* [Work instructions] Filter these entries, keeping only lines that hold the word "Calculation".

* [Rows]

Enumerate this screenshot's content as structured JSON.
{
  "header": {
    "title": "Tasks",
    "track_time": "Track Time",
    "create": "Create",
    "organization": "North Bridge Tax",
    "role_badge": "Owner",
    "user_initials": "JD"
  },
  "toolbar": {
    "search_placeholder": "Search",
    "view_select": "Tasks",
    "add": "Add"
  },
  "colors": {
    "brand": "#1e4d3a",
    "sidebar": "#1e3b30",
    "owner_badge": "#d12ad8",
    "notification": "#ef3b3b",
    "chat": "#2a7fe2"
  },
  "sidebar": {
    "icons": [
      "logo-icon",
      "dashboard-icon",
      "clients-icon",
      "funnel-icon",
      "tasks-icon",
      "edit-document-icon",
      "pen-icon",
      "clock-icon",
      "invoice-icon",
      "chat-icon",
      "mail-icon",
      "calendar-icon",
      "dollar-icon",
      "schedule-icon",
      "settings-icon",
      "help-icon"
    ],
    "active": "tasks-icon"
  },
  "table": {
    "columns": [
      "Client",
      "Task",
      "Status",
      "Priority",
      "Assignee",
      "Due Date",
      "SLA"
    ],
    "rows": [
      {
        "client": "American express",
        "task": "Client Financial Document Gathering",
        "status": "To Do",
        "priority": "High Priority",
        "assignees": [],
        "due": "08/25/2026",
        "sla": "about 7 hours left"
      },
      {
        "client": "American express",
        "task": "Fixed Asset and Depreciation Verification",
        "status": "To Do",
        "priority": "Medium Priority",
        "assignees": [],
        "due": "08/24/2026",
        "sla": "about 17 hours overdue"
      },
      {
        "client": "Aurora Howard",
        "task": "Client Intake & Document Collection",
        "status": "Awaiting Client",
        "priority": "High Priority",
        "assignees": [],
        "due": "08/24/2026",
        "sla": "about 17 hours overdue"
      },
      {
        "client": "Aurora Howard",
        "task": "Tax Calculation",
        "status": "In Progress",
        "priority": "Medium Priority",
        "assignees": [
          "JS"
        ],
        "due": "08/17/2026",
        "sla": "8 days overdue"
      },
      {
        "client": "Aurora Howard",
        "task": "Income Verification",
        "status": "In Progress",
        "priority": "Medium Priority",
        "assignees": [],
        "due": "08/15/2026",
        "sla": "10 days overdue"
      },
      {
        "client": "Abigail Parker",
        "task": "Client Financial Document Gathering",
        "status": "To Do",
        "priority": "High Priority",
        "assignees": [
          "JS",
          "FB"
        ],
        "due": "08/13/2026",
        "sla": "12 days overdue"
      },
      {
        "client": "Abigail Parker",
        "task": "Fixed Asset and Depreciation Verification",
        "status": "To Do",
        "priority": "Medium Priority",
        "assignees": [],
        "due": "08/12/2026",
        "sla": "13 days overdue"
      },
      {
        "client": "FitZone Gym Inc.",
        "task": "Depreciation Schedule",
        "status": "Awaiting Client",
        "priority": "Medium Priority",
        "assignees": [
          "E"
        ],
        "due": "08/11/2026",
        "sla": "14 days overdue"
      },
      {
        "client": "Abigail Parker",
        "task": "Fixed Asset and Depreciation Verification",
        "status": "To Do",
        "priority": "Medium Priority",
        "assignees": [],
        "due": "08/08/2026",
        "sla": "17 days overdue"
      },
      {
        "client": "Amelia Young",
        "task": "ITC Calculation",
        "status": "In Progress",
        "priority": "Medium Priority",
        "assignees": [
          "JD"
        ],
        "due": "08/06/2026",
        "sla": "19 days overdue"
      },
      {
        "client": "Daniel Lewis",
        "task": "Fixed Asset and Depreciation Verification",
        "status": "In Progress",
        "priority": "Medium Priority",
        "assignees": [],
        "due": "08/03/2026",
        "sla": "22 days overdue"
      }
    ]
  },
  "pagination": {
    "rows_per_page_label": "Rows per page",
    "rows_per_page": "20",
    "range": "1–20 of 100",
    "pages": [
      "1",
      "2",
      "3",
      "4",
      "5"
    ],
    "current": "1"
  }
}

* [Output below]
        "task": "Tax Calculation",
        "task": "ITC Calculation",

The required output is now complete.